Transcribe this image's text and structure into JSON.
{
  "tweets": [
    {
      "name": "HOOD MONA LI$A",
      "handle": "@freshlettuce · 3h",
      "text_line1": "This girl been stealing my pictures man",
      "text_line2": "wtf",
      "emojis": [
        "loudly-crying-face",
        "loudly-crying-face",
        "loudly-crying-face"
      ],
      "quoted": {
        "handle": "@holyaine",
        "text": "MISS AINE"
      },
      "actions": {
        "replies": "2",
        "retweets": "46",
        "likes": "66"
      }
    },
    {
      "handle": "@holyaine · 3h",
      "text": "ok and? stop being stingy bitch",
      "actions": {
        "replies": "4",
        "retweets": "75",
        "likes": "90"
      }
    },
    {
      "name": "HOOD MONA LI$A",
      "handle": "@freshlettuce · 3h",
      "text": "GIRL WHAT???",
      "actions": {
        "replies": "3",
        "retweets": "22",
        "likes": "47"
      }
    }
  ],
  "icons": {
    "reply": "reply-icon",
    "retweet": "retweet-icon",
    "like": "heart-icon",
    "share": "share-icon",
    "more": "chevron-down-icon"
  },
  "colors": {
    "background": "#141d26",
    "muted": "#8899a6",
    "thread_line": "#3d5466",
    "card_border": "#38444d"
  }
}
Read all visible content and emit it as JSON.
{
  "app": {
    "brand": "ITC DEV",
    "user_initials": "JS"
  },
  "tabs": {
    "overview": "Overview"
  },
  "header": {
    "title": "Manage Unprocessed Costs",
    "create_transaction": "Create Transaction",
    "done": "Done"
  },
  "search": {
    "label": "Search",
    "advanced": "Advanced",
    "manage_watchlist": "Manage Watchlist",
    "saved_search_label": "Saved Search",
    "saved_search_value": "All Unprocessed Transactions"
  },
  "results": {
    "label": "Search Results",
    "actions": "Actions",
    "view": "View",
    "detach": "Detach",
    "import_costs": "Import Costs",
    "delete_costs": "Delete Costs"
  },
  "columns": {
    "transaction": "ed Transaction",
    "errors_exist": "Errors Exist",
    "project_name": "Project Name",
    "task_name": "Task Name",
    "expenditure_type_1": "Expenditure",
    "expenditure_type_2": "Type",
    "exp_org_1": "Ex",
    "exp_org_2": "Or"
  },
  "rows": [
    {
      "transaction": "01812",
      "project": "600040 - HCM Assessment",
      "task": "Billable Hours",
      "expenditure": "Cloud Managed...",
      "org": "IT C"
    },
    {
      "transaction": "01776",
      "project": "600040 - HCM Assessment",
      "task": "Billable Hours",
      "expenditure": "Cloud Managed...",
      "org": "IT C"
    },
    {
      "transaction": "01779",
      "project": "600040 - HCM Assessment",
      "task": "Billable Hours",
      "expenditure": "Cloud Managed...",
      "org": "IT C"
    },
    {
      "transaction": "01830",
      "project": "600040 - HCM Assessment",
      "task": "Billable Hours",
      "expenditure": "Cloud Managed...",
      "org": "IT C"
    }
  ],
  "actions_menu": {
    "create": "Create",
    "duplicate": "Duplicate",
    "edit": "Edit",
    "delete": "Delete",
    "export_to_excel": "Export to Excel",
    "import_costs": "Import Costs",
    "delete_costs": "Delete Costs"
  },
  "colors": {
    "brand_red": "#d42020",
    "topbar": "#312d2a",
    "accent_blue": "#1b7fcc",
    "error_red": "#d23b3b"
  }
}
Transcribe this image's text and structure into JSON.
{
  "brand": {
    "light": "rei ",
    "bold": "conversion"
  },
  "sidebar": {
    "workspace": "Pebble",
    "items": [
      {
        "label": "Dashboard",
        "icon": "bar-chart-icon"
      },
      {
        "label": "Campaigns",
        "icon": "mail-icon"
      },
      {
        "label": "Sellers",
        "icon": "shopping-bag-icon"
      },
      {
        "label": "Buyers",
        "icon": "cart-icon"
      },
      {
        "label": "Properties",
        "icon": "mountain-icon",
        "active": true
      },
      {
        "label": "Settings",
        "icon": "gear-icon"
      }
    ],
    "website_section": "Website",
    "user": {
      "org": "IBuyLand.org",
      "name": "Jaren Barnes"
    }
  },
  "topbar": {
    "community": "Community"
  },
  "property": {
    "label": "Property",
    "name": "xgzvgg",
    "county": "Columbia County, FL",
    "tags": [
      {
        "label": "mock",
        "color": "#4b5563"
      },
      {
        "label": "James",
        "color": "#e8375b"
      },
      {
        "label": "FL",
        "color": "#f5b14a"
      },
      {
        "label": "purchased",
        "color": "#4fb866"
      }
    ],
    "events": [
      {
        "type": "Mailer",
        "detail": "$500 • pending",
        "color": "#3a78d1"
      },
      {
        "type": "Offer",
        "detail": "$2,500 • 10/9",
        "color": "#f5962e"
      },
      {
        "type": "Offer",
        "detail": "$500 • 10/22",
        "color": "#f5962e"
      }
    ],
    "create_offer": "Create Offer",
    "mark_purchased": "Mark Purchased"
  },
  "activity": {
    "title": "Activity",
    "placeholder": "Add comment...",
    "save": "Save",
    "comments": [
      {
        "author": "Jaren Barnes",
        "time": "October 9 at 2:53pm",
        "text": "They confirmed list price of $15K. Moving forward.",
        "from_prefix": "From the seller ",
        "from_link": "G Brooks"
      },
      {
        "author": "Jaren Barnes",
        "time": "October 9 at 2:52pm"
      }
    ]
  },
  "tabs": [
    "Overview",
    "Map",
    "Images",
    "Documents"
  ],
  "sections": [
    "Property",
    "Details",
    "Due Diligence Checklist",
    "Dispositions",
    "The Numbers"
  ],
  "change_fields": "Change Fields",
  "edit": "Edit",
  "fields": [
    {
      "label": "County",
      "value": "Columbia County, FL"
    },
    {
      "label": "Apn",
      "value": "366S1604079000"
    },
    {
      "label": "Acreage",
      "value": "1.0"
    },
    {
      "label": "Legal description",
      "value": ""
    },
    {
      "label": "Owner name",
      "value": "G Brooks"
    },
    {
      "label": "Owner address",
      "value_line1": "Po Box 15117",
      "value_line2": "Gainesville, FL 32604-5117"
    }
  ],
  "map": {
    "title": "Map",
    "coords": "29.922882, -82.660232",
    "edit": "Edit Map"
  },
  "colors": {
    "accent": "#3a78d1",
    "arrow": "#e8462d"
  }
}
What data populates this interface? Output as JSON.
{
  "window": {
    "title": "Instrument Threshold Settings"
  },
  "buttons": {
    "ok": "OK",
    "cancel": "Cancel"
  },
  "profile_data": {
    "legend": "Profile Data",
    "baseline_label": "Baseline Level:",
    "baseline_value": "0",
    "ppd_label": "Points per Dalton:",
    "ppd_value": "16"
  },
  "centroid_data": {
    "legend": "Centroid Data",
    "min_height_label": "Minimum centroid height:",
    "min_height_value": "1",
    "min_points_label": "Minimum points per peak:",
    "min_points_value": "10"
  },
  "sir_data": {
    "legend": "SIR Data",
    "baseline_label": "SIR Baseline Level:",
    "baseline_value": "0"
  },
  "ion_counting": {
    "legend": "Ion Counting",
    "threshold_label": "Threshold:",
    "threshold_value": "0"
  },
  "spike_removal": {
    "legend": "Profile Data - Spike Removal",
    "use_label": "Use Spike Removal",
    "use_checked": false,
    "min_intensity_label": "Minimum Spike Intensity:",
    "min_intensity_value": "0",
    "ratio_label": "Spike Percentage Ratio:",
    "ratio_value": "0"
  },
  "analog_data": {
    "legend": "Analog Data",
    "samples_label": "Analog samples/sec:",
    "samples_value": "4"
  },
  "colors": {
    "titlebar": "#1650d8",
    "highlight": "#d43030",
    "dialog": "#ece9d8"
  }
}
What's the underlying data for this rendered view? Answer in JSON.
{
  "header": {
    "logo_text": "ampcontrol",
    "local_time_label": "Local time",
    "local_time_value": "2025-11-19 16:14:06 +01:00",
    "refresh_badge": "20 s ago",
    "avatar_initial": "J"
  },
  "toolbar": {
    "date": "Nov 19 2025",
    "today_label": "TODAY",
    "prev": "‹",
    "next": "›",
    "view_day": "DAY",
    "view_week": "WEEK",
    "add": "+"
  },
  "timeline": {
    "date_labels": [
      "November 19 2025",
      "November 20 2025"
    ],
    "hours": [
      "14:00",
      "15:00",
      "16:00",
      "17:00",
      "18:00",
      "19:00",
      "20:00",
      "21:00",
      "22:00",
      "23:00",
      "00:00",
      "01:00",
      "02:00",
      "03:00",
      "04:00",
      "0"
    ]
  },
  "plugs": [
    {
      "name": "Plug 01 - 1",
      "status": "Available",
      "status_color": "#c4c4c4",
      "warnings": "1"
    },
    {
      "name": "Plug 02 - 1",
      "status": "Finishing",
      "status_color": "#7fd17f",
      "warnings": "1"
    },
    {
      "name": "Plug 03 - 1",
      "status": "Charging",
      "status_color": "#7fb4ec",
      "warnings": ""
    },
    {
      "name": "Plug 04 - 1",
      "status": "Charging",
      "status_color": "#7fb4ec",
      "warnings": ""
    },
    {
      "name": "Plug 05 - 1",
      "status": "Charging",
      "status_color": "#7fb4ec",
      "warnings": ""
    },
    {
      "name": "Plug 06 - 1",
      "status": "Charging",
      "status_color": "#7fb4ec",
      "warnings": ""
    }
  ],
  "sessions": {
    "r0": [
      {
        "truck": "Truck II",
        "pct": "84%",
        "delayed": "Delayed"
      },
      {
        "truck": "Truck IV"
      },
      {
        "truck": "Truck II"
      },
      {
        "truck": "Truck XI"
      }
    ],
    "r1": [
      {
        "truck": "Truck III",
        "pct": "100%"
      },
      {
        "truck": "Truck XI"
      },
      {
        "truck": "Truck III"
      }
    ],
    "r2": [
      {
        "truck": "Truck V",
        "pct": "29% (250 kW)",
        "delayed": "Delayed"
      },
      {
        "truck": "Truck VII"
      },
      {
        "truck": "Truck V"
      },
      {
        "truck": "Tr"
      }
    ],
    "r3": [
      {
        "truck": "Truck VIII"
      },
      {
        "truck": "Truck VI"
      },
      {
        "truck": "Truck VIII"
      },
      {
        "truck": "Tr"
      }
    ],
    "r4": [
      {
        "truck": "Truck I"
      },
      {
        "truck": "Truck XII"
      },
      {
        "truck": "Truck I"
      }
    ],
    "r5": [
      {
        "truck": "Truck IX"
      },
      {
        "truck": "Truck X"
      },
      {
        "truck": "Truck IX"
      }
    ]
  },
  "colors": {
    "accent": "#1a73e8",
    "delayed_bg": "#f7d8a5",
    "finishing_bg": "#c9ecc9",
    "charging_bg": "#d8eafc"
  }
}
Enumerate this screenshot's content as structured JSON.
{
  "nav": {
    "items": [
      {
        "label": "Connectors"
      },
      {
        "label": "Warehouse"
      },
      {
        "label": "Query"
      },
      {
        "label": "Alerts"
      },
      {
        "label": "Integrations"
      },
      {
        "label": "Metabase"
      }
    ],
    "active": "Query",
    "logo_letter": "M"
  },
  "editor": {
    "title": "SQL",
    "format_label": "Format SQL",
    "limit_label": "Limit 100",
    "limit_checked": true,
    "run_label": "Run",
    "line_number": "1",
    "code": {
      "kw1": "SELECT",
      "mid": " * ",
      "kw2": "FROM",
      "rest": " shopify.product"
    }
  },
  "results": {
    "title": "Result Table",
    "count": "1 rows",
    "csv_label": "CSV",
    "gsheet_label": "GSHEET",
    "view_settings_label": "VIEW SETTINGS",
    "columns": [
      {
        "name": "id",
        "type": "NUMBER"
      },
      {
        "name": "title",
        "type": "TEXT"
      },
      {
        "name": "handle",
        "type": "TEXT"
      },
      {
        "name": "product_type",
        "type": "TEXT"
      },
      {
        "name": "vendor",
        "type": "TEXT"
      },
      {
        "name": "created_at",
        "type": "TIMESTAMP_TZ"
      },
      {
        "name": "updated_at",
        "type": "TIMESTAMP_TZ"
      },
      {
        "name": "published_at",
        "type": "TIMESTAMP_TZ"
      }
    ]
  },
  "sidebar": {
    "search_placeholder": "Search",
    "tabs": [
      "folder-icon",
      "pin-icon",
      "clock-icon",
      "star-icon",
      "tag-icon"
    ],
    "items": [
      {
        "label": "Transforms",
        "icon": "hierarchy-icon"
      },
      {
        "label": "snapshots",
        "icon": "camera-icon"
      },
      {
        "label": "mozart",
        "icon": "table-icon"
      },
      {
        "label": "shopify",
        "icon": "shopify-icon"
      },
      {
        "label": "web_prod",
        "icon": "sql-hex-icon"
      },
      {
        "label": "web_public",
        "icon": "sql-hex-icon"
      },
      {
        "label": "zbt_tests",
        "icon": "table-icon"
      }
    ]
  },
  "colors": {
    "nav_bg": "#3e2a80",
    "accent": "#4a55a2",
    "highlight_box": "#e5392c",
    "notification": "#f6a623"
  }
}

━━━━━━━━━━━━━━━━

Directive
Review the preceding data and report every line that includes the string "content".

Task answer
Read all visible content and emit it as JSON.
Enumerate this screenshot's content as structured JSON.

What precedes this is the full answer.